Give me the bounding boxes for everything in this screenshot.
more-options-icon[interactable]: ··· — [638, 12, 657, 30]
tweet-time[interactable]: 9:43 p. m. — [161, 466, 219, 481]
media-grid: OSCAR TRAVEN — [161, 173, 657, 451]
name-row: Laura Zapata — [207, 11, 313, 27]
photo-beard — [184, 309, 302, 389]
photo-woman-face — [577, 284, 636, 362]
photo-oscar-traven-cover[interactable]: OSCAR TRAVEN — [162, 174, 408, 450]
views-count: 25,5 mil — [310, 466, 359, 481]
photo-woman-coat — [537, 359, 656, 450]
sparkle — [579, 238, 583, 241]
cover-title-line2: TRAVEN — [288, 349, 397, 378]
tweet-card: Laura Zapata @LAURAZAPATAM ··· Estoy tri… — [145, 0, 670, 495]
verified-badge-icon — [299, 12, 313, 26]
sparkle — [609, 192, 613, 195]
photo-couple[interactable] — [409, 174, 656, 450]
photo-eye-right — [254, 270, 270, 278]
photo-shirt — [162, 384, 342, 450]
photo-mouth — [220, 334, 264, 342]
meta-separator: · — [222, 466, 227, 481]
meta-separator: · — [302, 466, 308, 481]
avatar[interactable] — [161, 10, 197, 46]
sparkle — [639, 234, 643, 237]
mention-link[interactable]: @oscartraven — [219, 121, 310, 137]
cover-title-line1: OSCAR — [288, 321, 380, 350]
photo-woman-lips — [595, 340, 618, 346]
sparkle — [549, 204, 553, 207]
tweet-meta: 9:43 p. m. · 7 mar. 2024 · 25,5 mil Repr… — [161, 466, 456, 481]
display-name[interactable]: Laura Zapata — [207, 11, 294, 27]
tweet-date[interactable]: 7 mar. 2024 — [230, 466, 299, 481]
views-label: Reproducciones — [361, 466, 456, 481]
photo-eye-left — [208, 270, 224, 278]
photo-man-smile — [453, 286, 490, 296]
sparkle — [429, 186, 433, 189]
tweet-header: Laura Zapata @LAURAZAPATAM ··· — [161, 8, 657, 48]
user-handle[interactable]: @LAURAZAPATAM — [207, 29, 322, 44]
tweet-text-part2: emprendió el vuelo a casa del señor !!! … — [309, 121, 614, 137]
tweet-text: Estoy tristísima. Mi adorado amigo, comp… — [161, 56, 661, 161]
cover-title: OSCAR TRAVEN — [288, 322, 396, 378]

**Problem description:** Reproduce every row above without any alteration, in the same order.

**Problem solution:**
Give me the bounding boxes for everything in this screenshot.
more-options-icon[interactable]: ··· — [638, 12, 657, 30]
tweet-time[interactable]: 9:43 p. m. — [161, 466, 219, 481]
media-grid: OSCAR TRAVEN — [161, 173, 657, 451]
name-row: Laura Zapata — [207, 11, 313, 27]
photo-beard — [184, 309, 302, 389]
photo-woman-face — [577, 284, 636, 362]
photo-oscar-traven-cover[interactable]: OSCAR TRAVEN — [162, 174, 408, 450]
views-count: 25,5 mil — [310, 466, 359, 481]
photo-woman-coat — [537, 359, 656, 450]
sparkle — [579, 238, 583, 241]
cover-title-line2: TRAVEN — [288, 349, 397, 378]
tweet-card: Laura Zapata @LAURAZAPATAM ··· Estoy tri… — [145, 0, 670, 495]
verified-badge-icon — [299, 12, 313, 26]
sparkle — [609, 192, 613, 195]
photo-couple[interactable] — [409, 174, 656, 450]
photo-eye-right — [254, 270, 270, 278]
photo-shirt — [162, 384, 342, 450]
photo-mouth — [220, 334, 264, 342]
meta-separator: · — [222, 466, 227, 481]
meta-separator: · — [302, 466, 308, 481]
avatar[interactable] — [161, 10, 197, 46]
sparkle — [639, 234, 643, 237]
mention-link[interactable]: @oscartraven — [219, 121, 310, 137]
cover-title-line1: OSCAR — [288, 321, 380, 350]
photo-woman-lips — [595, 340, 618, 346]
sparkle — [549, 204, 553, 207]
tweet-meta: 9:43 p. m. · 7 mar. 2024 · 25,5 mil Repr… — [161, 466, 456, 481]
display-name[interactable]: Laura Zapata — [207, 11, 294, 27]
tweet-date[interactable]: 7 mar. 2024 — [230, 466, 299, 481]
views-label: Reproducciones — [361, 466, 456, 481]
photo-eye-left — [208, 270, 224, 278]
photo-man-smile — [453, 286, 490, 296]
sparkle — [429, 186, 433, 189]
tweet-header: Laura Zapata @LAURAZAPATAM ··· — [161, 8, 657, 48]
user-handle[interactable]: @LAURAZAPATAM — [207, 29, 322, 44]
tweet-text-part2: emprendió el vuelo a casa del señor !!! … — [309, 121, 614, 137]
tweet-text: Estoy tristísima. Mi adorado amigo, comp… — [161, 56, 661, 161]
cover-title: OSCAR TRAVEN — [288, 322, 396, 378]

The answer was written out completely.